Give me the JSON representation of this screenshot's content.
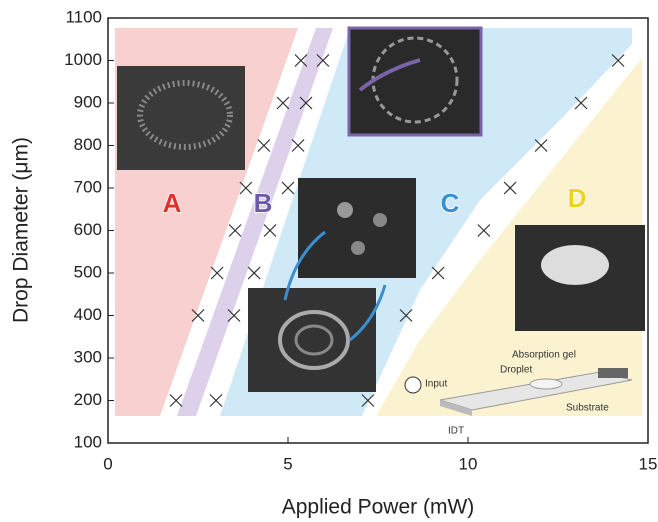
{
  "chart_data": {
    "type": "scatter",
    "xlabel": "Applied Power (mW)",
    "ylabel": "Drop Diameter (μm)",
    "xlim": [
      0,
      15
    ],
    "ylim": [
      100,
      1100
    ],
    "xticks": [
      0,
      5,
      10,
      15
    ],
    "yticks": [
      100,
      200,
      300,
      400,
      500,
      600,
      700,
      800,
      900,
      1000,
      1100
    ],
    "marker_color": "#333333",
    "x": [
      1.89,
      3.0,
      2.5,
      3.5,
      3.03,
      4.06,
      3.53,
      4.5,
      3.83,
      5.0,
      4.33,
      5.28,
      4.86,
      5.5,
      5.36,
      5.97,
      7.22,
      8.28,
      9.17,
      10.44,
      11.17,
      12.03,
      13.14,
      14.17
    ],
    "values": [
      200,
      200,
      400,
      400,
      500,
      500,
      600,
      600,
      700,
      700,
      800,
      800,
      900,
      900,
      1000,
      1000,
      200,
      400,
      500,
      600,
      700,
      800,
      900,
      1000
    ],
    "region_labels": [
      {
        "text": "A",
        "color": "#e0302a"
      },
      {
        "text": "B",
        "color": "#6a5aa8"
      },
      {
        "text": "C",
        "color": "#3a8fd0"
      },
      {
        "text": "D",
        "color": "#f0d020"
      }
    ],
    "inset_labels": [
      "Input",
      "Droplet",
      "Absorption gel",
      "Substrate",
      "IDT"
    ]
  }
}
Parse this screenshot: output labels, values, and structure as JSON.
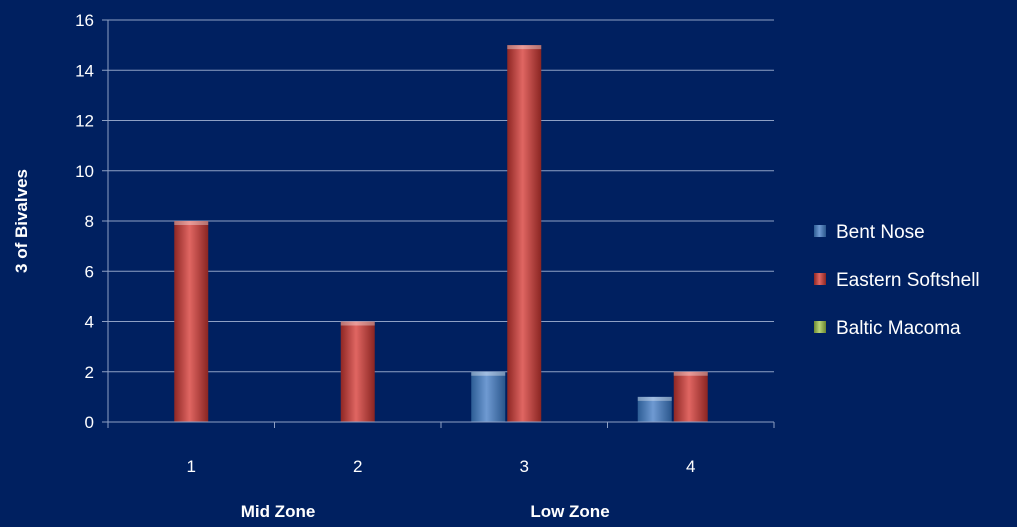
{
  "chart_data": {
    "type": "bar",
    "title": "",
    "ylabel": "3 of Bivalves",
    "xlabel": "",
    "categories": [
      "1",
      "2",
      "3",
      "4"
    ],
    "group_labels": [
      "Mid Zone",
      "Low Zone"
    ],
    "ylim": [
      0,
      16
    ],
    "yticks": [
      0,
      2,
      4,
      6,
      8,
      10,
      12,
      14,
      16
    ],
    "grid": true,
    "legend_position": "right",
    "series": [
      {
        "name": "Bent Nose",
        "values": [
          0,
          0,
          2,
          1
        ],
        "color": "#4f81bd"
      },
      {
        "name": "Eastern Softshell",
        "values": [
          8,
          4,
          15,
          2
        ],
        "color": "#c0504d"
      },
      {
        "name": "Baltic Macoma",
        "values": [
          0,
          0,
          0,
          0
        ],
        "color": "#9bbb59"
      }
    ]
  },
  "colors": {
    "background": "#002060",
    "text": "#ffffff",
    "gridline": "#8ea0c4"
  }
}
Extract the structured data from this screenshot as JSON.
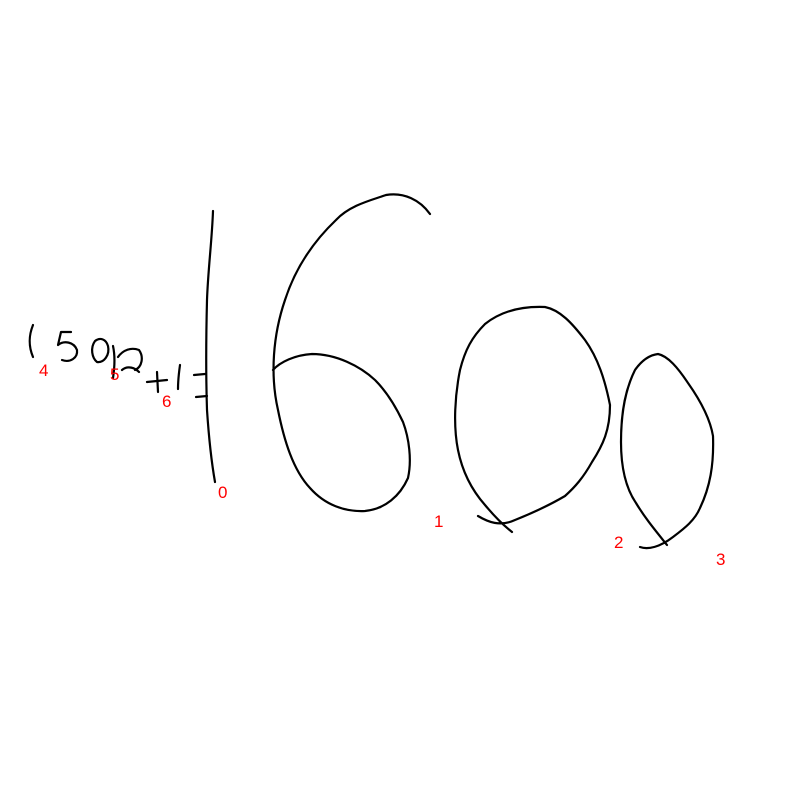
{
  "stroke_color": "#000000",
  "label_color": "#ff0000",
  "stroke_labels": [
    "0",
    "1",
    "2",
    "3",
    "4",
    "5",
    "6"
  ]
}
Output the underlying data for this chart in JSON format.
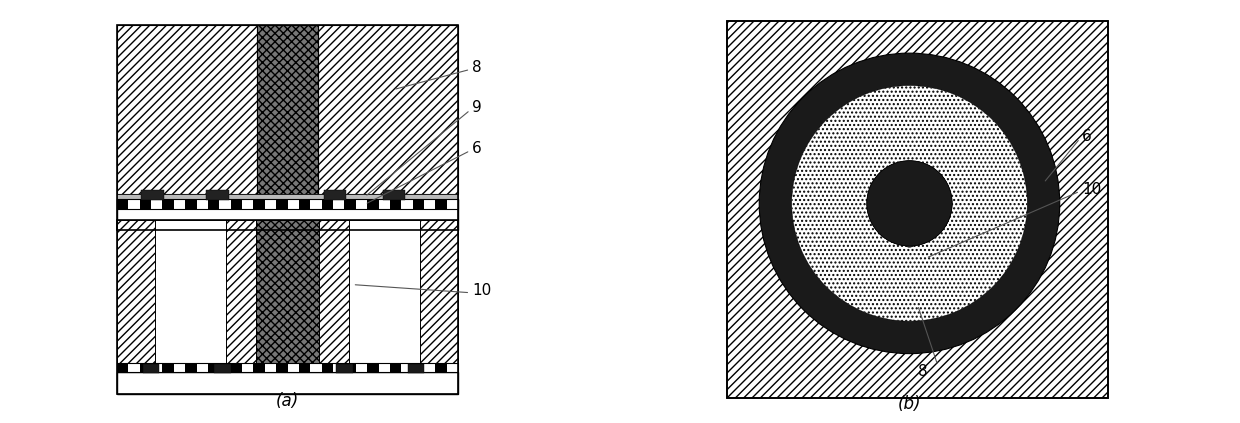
{
  "fig_width": 12.4,
  "fig_height": 4.23,
  "bg_color": "#ffffff",
  "label_fontsize": 11,
  "subfig_label_fontsize": 12,
  "hatch_diag": "////",
  "hatch_dense": "xxxx",
  "hatch_dot": "....",
  "colors": {
    "white": "#ffffff",
    "black": "#000000",
    "dark_metal": "#2a2a2a",
    "medium_metal": "#666666",
    "light_hatch_bg": "#ffffff",
    "check_black": "#000000",
    "gray_annot": "#555555"
  }
}
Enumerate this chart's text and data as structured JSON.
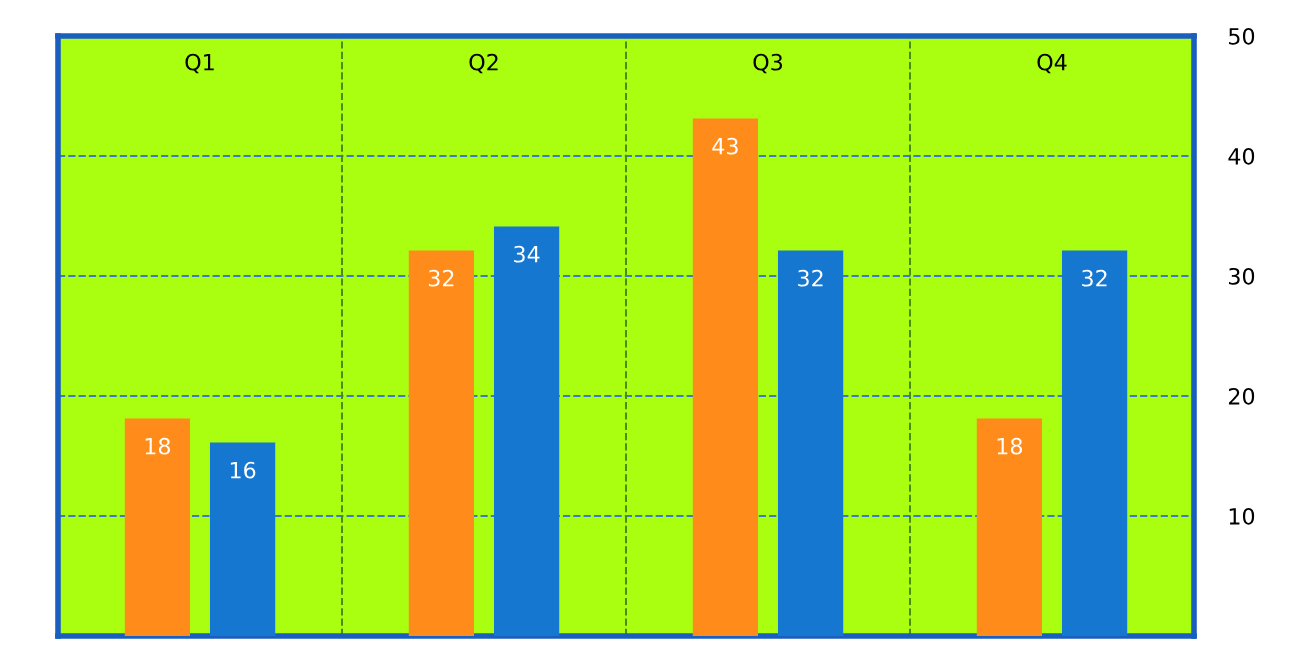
{
  "chart_data": {
    "type": "bar",
    "categories": [
      "Q1",
      "Q2",
      "Q3",
      "Q4"
    ],
    "series": [
      {
        "color": "#ff8c1a",
        "values": [
          18,
          32,
          43,
          18
        ]
      },
      {
        "color": "#1577d0",
        "values": [
          16,
          34,
          32,
          32
        ]
      }
    ],
    "ylim": [
      0,
      50
    ],
    "yticks": [
      10,
      20,
      30,
      40,
      50
    ],
    "grid": true,
    "data_labels": true
  }
}
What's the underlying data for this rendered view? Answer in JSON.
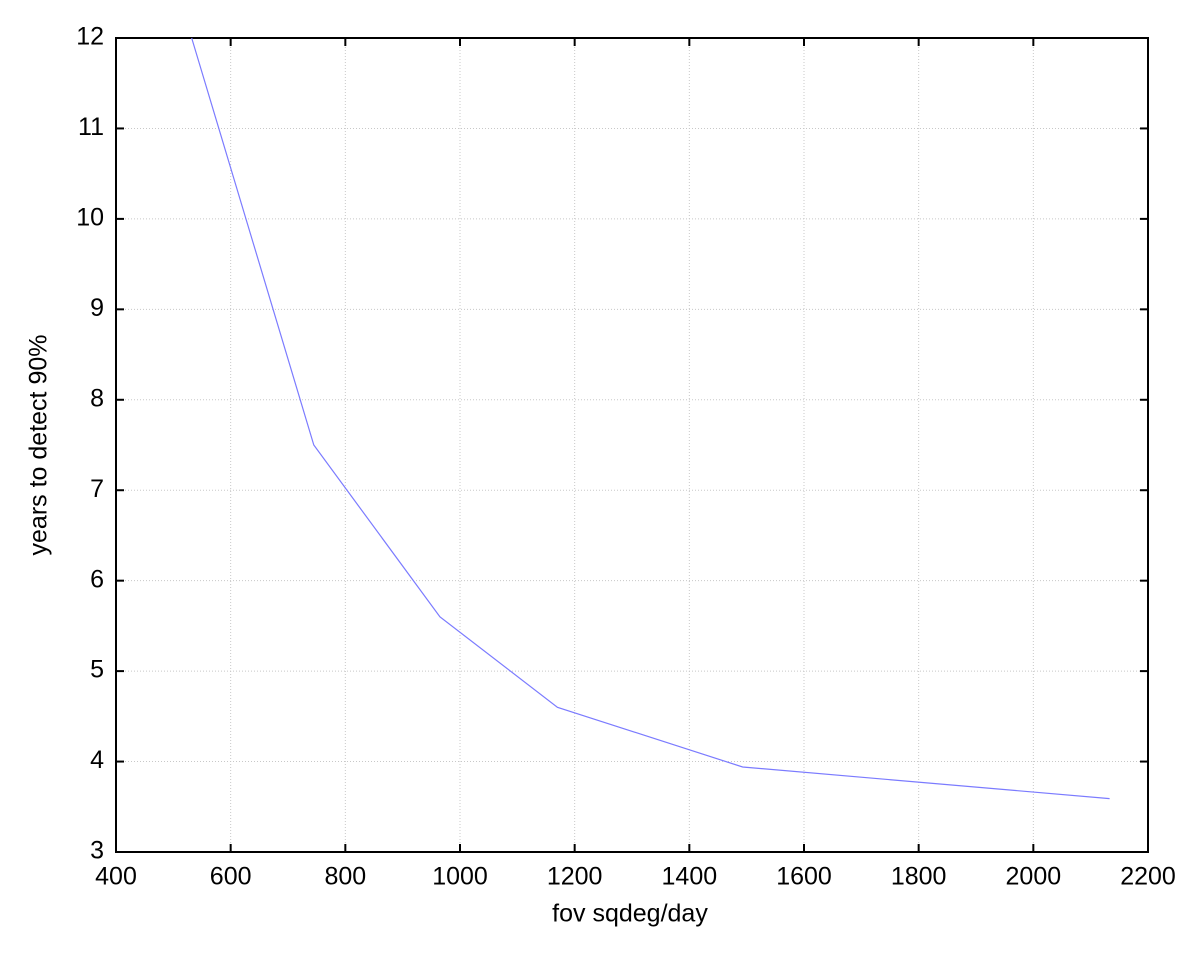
{
  "chart_data": {
    "type": "line",
    "xlabel": "fov  sqdeg/day",
    "ylabel": "years to detect 90%",
    "x": [
      532,
      745,
      965,
      1170,
      1493,
      2133
    ],
    "series": [
      {
        "color": "#7b7bff",
        "values": [
          12,
          7.5,
          5.6,
          4.6,
          3.94,
          3.59
        ]
      }
    ],
    "xlim": [
      400,
      2200
    ],
    "xticks": [
      400,
      600,
      800,
      1000,
      1200,
      1400,
      1600,
      1800,
      2000,
      2200
    ],
    "ylim": [
      3,
      12
    ],
    "yticks": [
      3,
      4,
      5,
      6,
      7,
      8,
      9,
      10,
      11,
      12
    ],
    "grid": true
  }
}
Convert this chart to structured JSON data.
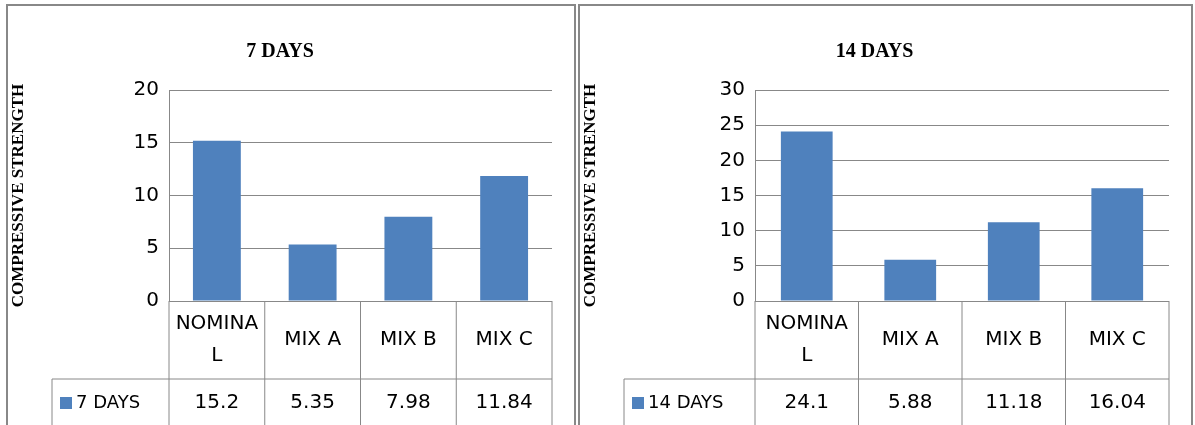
{
  "chart_data": [
    {
      "type": "bar",
      "title": "7 DAYS",
      "ylabel": "COMPRESSIVE STRENGTH",
      "categories": [
        "NOMINAL",
        "MIX A",
        "MIX B",
        "MIX C"
      ],
      "series": [
        {
          "name": "7 DAYS",
          "color": "#4f81bd",
          "values": [
            15.2,
            5.35,
            7.98,
            11.84
          ]
        }
      ],
      "ylim": [
        0,
        20
      ],
      "yticks": [
        0,
        5,
        10,
        15,
        20
      ],
      "grid": "y",
      "legend": "bottom",
      "data_labels": true
    },
    {
      "type": "bar",
      "title": "14 DAYS",
      "ylabel": "COMPRESSIVE STRENGTH",
      "categories": [
        "NOMINAL",
        "MIX A",
        "MIX B",
        "MIX C"
      ],
      "series": [
        {
          "name": "14 DAYS",
          "color": "#4f81bd",
          "values": [
            24.1,
            5.88,
            11.18,
            16.04
          ]
        }
      ],
      "ylim": [
        0,
        30
      ],
      "yticks": [
        0,
        5,
        10,
        15,
        20,
        25,
        30
      ],
      "grid": "y",
      "legend": "bottom",
      "data_labels": true
    }
  ]
}
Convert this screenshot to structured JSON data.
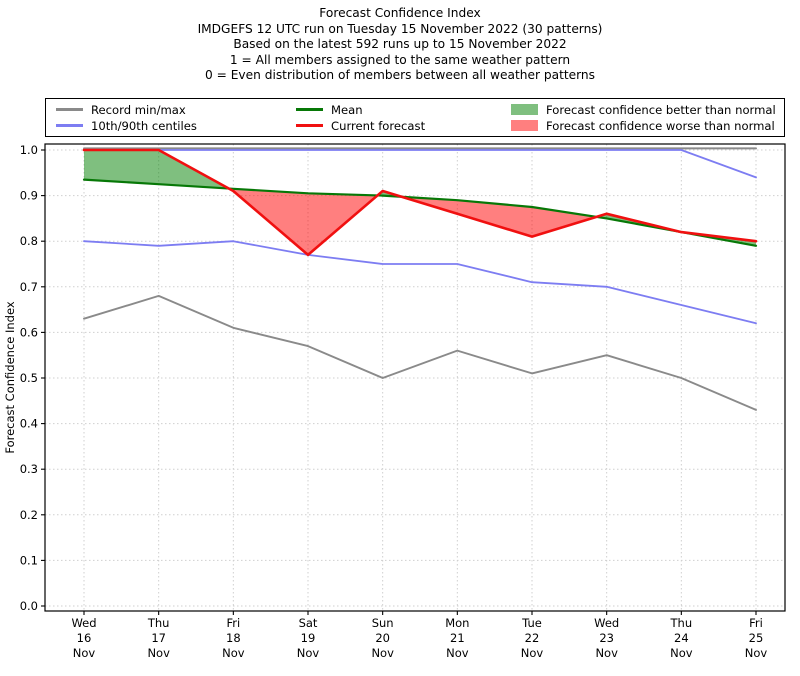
▬▬▬▬▬▬
● **Task to carry out**:
Give every line of the material that includes the string "ffffff".

● **Solution**:
    "text": "#ffffff",
  "bg_color": "#ffffff",
    "white": "#ffffff",
    "light_hatch_bg": "#ffffff",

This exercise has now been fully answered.